■ What this task involves:
Across all the lines below, how many contain the string "name"? Please reply with the number only.

■ Data entries:

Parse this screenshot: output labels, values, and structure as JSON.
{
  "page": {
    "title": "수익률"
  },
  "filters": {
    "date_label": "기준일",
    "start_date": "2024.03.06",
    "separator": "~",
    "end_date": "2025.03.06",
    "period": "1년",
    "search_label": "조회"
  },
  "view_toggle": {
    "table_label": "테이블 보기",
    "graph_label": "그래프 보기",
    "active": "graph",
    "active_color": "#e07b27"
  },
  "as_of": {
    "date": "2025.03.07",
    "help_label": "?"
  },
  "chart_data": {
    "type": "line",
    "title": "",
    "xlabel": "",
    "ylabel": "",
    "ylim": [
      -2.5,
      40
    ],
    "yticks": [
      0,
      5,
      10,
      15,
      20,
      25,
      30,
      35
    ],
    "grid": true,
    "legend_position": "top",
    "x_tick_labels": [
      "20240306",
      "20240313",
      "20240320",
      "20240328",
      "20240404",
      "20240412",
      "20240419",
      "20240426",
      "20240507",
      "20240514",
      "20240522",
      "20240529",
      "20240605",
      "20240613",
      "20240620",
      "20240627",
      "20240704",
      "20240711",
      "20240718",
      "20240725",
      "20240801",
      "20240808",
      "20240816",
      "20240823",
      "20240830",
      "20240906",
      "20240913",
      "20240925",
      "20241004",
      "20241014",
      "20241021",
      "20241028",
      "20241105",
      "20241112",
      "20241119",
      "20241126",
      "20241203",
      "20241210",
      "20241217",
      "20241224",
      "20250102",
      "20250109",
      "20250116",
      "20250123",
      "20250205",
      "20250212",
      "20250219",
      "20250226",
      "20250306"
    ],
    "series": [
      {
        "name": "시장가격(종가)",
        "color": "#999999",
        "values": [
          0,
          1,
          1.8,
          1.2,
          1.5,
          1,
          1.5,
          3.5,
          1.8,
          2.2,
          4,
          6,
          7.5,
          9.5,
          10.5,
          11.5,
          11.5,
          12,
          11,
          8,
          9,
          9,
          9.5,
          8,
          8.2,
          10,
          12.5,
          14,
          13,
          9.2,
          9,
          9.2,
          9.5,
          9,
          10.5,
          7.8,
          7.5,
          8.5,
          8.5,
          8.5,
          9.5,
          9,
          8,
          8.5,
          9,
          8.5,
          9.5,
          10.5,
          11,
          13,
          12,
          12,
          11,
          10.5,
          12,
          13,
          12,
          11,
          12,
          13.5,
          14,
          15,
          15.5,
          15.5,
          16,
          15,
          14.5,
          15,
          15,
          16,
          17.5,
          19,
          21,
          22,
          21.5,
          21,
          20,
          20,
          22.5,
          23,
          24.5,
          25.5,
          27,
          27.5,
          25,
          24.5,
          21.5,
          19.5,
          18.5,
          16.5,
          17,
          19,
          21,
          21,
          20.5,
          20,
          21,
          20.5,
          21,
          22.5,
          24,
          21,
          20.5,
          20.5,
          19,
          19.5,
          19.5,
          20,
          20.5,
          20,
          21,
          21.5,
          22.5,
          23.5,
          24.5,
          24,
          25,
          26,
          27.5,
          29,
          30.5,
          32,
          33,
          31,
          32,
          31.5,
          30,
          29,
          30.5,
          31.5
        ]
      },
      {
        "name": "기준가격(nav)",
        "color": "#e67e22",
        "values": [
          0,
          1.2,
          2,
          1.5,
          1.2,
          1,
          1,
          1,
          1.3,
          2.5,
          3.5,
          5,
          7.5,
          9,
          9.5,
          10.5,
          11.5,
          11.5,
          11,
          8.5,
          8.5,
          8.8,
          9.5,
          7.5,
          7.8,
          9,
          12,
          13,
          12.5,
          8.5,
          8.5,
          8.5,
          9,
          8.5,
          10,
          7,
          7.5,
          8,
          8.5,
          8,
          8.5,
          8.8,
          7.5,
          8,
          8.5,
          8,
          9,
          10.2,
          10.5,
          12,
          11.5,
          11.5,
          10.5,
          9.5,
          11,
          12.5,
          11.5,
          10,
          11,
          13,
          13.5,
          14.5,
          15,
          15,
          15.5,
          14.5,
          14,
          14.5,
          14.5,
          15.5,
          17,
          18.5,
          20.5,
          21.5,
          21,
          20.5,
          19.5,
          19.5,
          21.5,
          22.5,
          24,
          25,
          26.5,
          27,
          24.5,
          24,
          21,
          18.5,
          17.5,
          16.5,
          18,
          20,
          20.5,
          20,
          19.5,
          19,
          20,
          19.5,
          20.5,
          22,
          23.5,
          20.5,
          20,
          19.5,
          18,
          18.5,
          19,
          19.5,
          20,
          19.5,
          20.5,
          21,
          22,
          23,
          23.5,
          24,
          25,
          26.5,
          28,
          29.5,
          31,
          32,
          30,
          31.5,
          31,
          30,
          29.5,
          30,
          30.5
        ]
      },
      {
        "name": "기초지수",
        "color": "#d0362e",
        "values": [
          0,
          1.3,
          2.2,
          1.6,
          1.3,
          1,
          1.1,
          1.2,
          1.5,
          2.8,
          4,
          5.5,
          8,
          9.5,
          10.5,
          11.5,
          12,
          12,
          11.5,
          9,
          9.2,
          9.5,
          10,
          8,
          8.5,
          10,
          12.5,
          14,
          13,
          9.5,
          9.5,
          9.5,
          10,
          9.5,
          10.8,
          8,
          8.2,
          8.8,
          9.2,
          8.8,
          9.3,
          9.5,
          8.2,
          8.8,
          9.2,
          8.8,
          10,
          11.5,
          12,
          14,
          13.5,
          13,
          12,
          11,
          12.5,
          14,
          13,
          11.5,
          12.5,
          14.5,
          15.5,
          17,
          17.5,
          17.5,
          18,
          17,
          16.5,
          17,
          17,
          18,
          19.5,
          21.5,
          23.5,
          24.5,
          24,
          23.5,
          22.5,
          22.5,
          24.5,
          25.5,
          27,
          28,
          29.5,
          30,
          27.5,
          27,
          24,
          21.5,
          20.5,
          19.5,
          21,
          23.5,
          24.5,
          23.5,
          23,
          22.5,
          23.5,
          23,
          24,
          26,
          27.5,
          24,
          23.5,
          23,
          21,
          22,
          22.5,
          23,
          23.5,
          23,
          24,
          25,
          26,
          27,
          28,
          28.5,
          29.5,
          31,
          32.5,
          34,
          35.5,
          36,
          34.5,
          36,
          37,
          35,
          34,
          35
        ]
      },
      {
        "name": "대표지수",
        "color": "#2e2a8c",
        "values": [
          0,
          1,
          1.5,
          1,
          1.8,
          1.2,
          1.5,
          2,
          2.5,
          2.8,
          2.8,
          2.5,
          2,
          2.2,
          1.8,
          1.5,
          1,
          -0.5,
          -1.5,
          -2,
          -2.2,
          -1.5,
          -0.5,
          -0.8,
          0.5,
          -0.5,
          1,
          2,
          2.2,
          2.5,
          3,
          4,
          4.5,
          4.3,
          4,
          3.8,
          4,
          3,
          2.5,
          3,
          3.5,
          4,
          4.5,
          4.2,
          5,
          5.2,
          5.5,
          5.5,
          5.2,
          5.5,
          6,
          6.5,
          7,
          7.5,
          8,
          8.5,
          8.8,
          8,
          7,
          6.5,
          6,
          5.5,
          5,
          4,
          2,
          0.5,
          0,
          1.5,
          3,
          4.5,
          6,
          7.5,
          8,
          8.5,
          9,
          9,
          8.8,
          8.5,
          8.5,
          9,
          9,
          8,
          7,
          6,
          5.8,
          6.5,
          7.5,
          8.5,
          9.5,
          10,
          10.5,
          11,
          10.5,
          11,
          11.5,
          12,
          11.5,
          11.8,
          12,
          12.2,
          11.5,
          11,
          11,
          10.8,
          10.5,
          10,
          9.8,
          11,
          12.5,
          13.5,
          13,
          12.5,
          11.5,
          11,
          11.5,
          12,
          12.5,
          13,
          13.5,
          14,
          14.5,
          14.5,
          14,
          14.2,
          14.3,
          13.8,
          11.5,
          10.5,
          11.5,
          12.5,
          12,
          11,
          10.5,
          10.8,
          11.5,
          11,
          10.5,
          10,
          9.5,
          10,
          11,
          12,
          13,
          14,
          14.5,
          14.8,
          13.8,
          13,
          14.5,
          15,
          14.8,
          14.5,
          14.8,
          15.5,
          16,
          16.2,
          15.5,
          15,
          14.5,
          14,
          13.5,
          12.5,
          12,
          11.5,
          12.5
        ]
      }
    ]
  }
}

■ Output of the exercise:
4